> **Listed records**
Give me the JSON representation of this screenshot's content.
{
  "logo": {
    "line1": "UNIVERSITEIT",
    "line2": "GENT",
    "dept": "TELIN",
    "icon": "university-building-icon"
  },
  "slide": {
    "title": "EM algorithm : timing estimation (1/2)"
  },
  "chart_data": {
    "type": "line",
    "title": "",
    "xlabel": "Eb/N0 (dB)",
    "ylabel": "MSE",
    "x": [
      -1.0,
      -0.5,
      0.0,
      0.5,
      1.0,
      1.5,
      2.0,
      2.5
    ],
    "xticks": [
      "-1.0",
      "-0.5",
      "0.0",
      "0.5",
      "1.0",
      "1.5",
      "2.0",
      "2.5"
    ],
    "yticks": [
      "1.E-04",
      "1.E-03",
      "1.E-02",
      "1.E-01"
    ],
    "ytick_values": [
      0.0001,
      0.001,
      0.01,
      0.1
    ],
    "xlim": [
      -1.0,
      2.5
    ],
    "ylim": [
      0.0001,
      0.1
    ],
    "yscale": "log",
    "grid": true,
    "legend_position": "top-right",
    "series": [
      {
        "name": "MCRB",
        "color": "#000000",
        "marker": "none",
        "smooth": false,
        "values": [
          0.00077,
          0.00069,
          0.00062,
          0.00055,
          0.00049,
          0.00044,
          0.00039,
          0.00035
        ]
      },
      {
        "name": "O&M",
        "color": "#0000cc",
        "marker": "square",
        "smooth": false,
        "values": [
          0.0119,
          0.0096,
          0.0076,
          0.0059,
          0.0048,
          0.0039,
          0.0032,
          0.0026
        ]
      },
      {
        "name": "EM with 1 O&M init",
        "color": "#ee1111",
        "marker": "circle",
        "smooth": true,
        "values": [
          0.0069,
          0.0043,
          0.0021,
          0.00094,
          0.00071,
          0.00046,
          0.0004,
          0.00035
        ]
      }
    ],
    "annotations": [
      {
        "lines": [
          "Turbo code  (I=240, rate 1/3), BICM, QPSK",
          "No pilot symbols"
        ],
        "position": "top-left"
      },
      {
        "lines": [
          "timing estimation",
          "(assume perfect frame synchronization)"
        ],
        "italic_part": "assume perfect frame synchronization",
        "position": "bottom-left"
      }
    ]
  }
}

> **Request**
Look through the entries above; copy each line where the string "perfect" appears.

> **Response to the task**
          "(assume perfect frame synchronization)"
        "italic_part": "assume perfect frame synchronization",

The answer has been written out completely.